(OBJECTIVE): Print out each record below, unaltered and complete, without its images.

(EXERCISE MATERIALS):
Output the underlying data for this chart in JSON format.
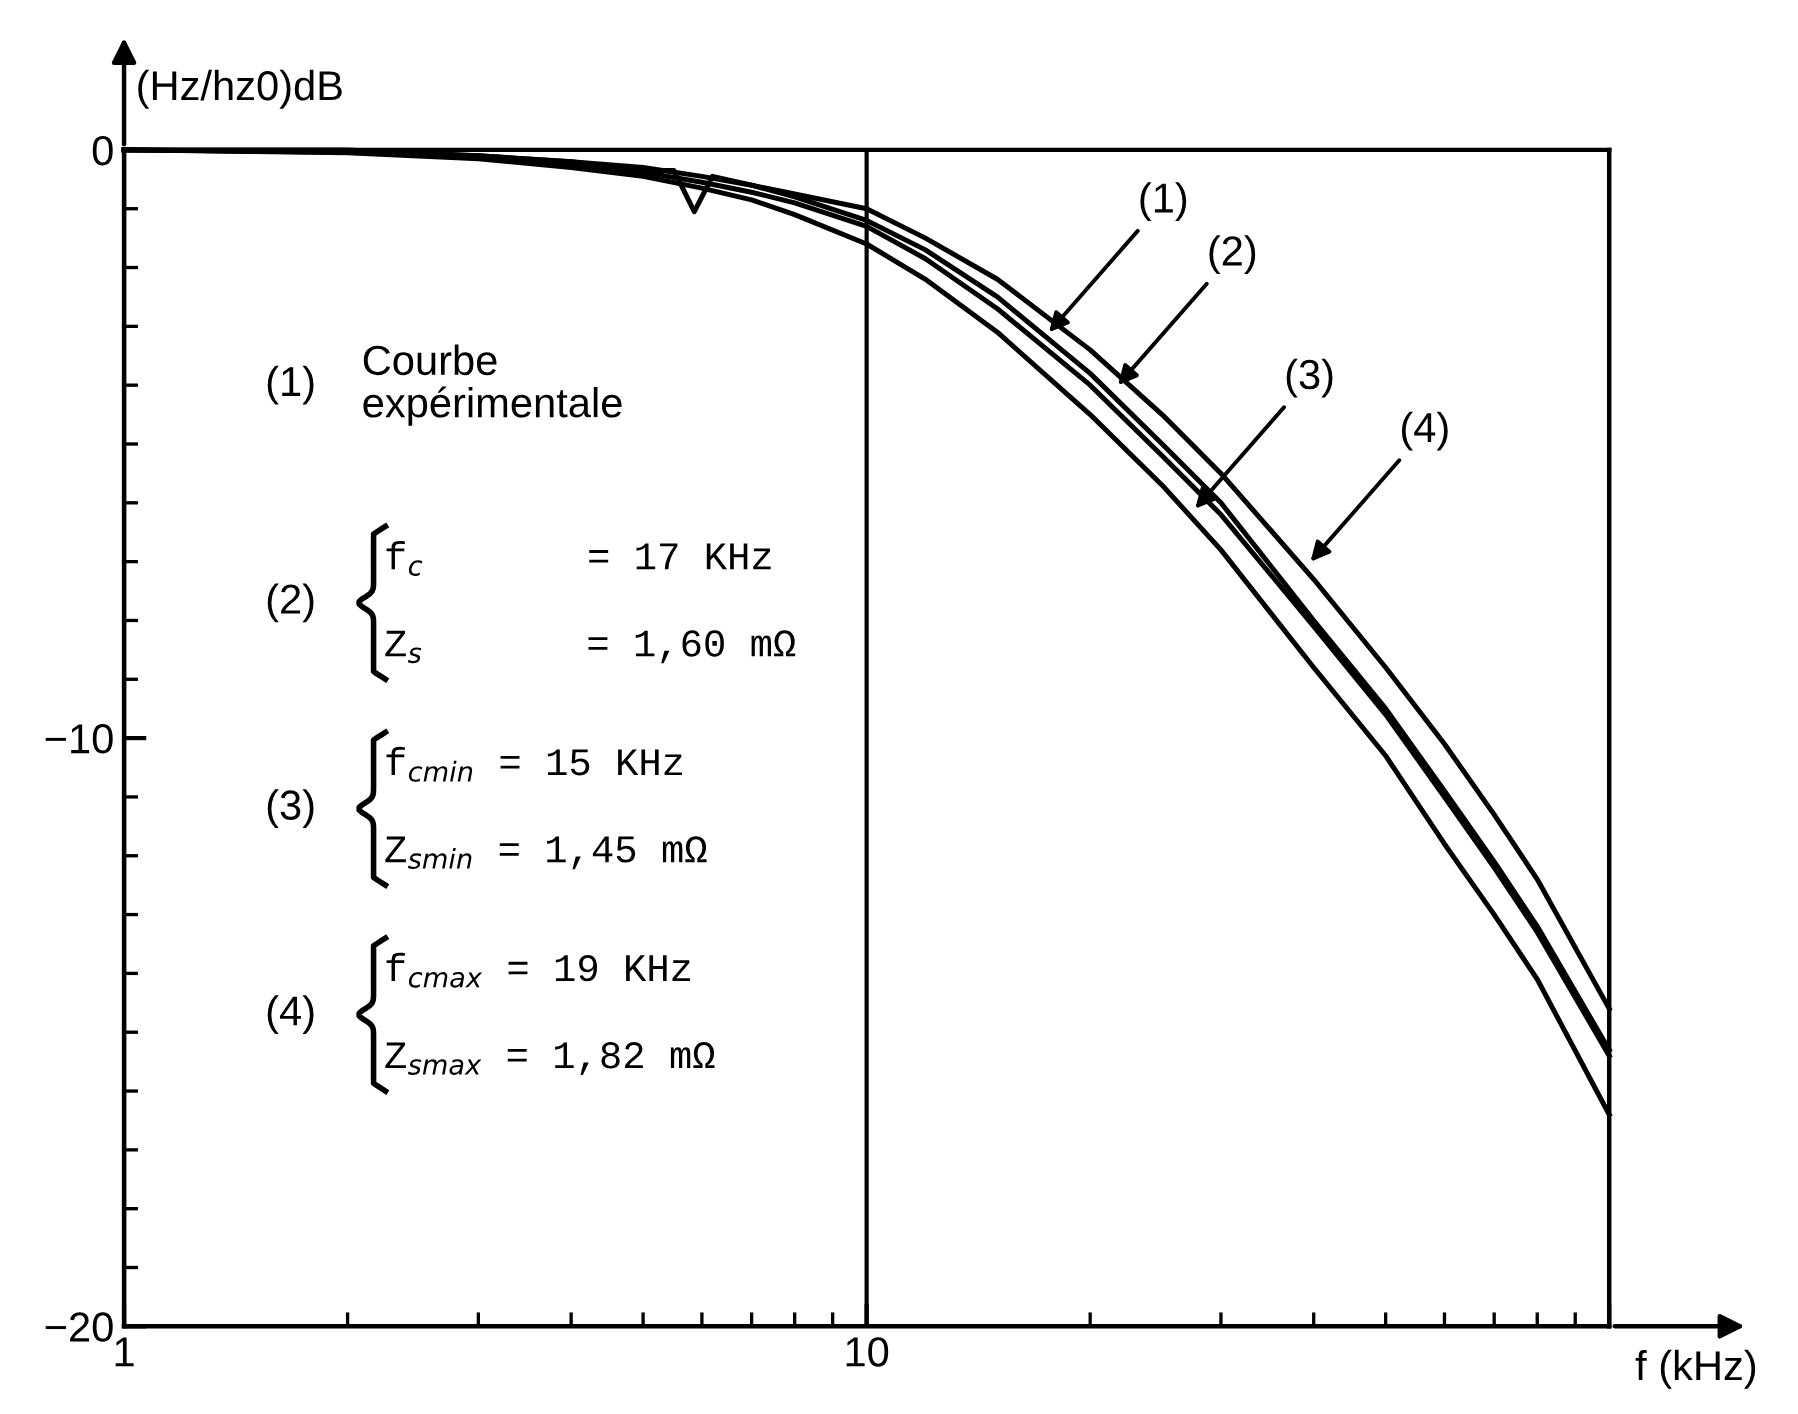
{
  "chart_data": {
    "type": "line",
    "xlabel": "f (kHz)",
    "ylabel": "(Hz/hz0)dB",
    "log": "x",
    "xlim": [
      1,
      100
    ],
    "ylim": [
      -20,
      0
    ],
    "xticks": [
      1,
      10,
      {
        "value": 100,
        "label": null
      }
    ],
    "yticks": [
      -20,
      -10,
      0
    ],
    "grid": "x",
    "series": [
      {
        "color": "#000000",
        "x": [
          1,
          2,
          3,
          4,
          5,
          5.5,
          5.86,
          6.2,
          7,
          8,
          10,
          12,
          15,
          20,
          25,
          30,
          40,
          50,
          60,
          70,
          80,
          100
        ],
        "values": [
          0,
          0,
          -0.1,
          -0.2,
          -0.35,
          -0.35,
          -1.05,
          -0.45,
          -0.6,
          -0.8,
          -1.2,
          -1.7,
          -2.5,
          -3.8,
          -5.0,
          -6.0,
          -8.0,
          -9.5,
          -10.9,
          -12.1,
          -13.2,
          -15.3
        ]
      },
      {
        "color": "#000000",
        "x": [
          1,
          2,
          3,
          4,
          5,
          6,
          7,
          8,
          10,
          12,
          15,
          20,
          25,
          30,
          40,
          50,
          60,
          70,
          80,
          100
        ],
        "values": [
          0,
          -0.04,
          -0.12,
          -0.25,
          -0.38,
          -0.55,
          -0.72,
          -0.9,
          -1.3,
          -1.85,
          -2.7,
          -4.0,
          -5.2,
          -6.2,
          -8.1,
          -9.6,
          -11.0,
          -12.2,
          -13.3,
          -15.4
        ]
      },
      {
        "color": "#000000",
        "x": [
          1,
          2,
          3,
          4,
          5,
          6,
          7,
          8,
          10,
          12,
          15,
          20,
          25,
          30,
          40,
          50,
          60,
          70,
          80,
          100
        ],
        "values": [
          0,
          -0.05,
          -0.15,
          -0.3,
          -0.45,
          -0.65,
          -0.85,
          -1.1,
          -1.6,
          -2.2,
          -3.1,
          -4.5,
          -5.7,
          -6.8,
          -8.8,
          -10.3,
          -11.8,
          -13.0,
          -14.1,
          -16.4
        ]
      },
      {
        "color": "#000000",
        "x": [
          1,
          2,
          3,
          4,
          5,
          6,
          7,
          8,
          10,
          12,
          15,
          20,
          25,
          30,
          40,
          50,
          60,
          70,
          80,
          100
        ],
        "values": [
          0,
          -0.03,
          -0.1,
          -0.2,
          -0.3,
          -0.45,
          -0.6,
          -0.75,
          -1.0,
          -1.5,
          -2.2,
          -3.4,
          -4.5,
          -5.5,
          -7.3,
          -8.8,
          -10.1,
          -11.3,
          -12.4,
          -14.6
        ]
      }
    ],
    "annotations": [
      "(1)",
      "Courbe\nexpérimentale",
      "(2)",
      "f$_{c}$       = 17 KHz",
      "Z$_{s}$       = 1,60 mΩ",
      "(3)",
      "f$_{cmin}$ = 15 KHz",
      "Z$_{smin}$ = 1,45 mΩ",
      "(4)",
      "f$_{cmax}$ = 19 KHz",
      "Z$_{smax}$ = 1,82 mΩ",
      {
        "text": "(1)",
        "x": 17.6,
        "y": -3.1
      },
      {
        "text": "(2)",
        "x": 21.8,
        "y": -4.0
      },
      {
        "text": "(3)",
        "x": 27.7,
        "y": -6.1
      },
      {
        "text": "(4)",
        "x": 39.6,
        "y": -7.0
      }
    ]
  }
}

(FINISHED ANSWER):
Output the underlying data for this chart in JSON format.
{
  "chart_data": {
    "type": "line",
    "xlabel": "f (kHz)",
    "ylabel": "(Hz/hz0)dB",
    "log": "x",
    "xlim": [
      1,
      100
    ],
    "ylim": [
      -20,
      0
    ],
    "xticks": [
      1,
      10,
      {
        "value": 100,
        "label": null
      }
    ],
    "yticks": [
      -20,
      -10,
      0
    ],
    "grid": "x",
    "series": [
      {
        "color": "#000000",
        "x": [
          1,
          2,
          3,
          4,
          5,
          5.5,
          5.86,
          6.2,
          7,
          8,
          10,
          12,
          15,
          20,
          25,
          30,
          40,
          50,
          60,
          70,
          80,
          100
        ],
        "values": [
          0,
          0,
          -0.1,
          -0.2,
          -0.35,
          -0.35,
          -1.05,
          -0.45,
          -0.6,
          -0.8,
          -1.2,
          -1.7,
          -2.5,
          -3.8,
          -5.0,
          -6.0,
          -8.0,
          -9.5,
          -10.9,
          -12.1,
          -13.2,
          -15.3
        ]
      },
      {
        "color": "#000000",
        "x": [
          1,
          2,
          3,
          4,
          5,
          6,
          7,
          8,
          10,
          12,
          15,
          20,
          25,
          30,
          40,
          50,
          60,
          70,
          80,
          100
        ],
        "values": [
          0,
          -0.04,
          -0.12,
          -0.25,
          -0.38,
          -0.55,
          -0.72,
          -0.9,
          -1.3,
          -1.85,
          -2.7,
          -4.0,
          -5.2,
          -6.2,
          -8.1,
          -9.6,
          -11.0,
          -12.2,
          -13.3,
          -15.4
        ]
      },
      {
        "color": "#000000",
        "x": [
          1,
          2,
          3,
          4,
          5,
          6,
          7,
          8,
          10,
          12,
          15,
          20,
          25,
          30,
          40,
          50,
          60,
          70,
          80,
          100
        ],
        "values": [
          0,
          -0.05,
          -0.15,
          -0.3,
          -0.45,
          -0.65,
          -0.85,
          -1.1,
          -1.6,
          -2.2,
          -3.1,
          -4.5,
          -5.7,
          -6.8,
          -8.8,
          -10.3,
          -11.8,
          -13.0,
          -14.1,
          -16.4
        ]
      },
      {
        "color": "#000000",
        "x": [
          1,
          2,
          3,
          4,
          5,
          6,
          7,
          8,
          10,
          12,
          15,
          20,
          25,
          30,
          40,
          50,
          60,
          70,
          80,
          100
        ],
        "values": [
          0,
          -0.03,
          -0.1,
          -0.2,
          -0.3,
          -0.45,
          -0.6,
          -0.75,
          -1.0,
          -1.5,
          -2.2,
          -3.4,
          -4.5,
          -5.5,
          -7.3,
          -8.8,
          -10.1,
          -11.3,
          -12.4,
          -14.6
        ]
      }
    ],
    "annotations": [
      "(1)",
      "Courbe\nexpérimentale",
      "(2)",
      "f$_{c}$       = 17 KHz",
      "Z$_{s}$       = 1,60 mΩ",
      "(3)",
      "f$_{cmin}$ = 15 KHz",
      "Z$_{smin}$ = 1,45 mΩ",
      "(4)",
      "f$_{cmax}$ = 19 KHz",
      "Z$_{smax}$ = 1,82 mΩ",
      {
        "text": "(1)",
        "x": 17.6,
        "y": -3.1
      },
      {
        "text": "(2)",
        "x": 21.8,
        "y": -4.0
      },
      {
        "text": "(3)",
        "x": 27.7,
        "y": -6.1
      },
      {
        "text": "(4)",
        "x": 39.6,
        "y": -7.0
      }
    ]
  }
}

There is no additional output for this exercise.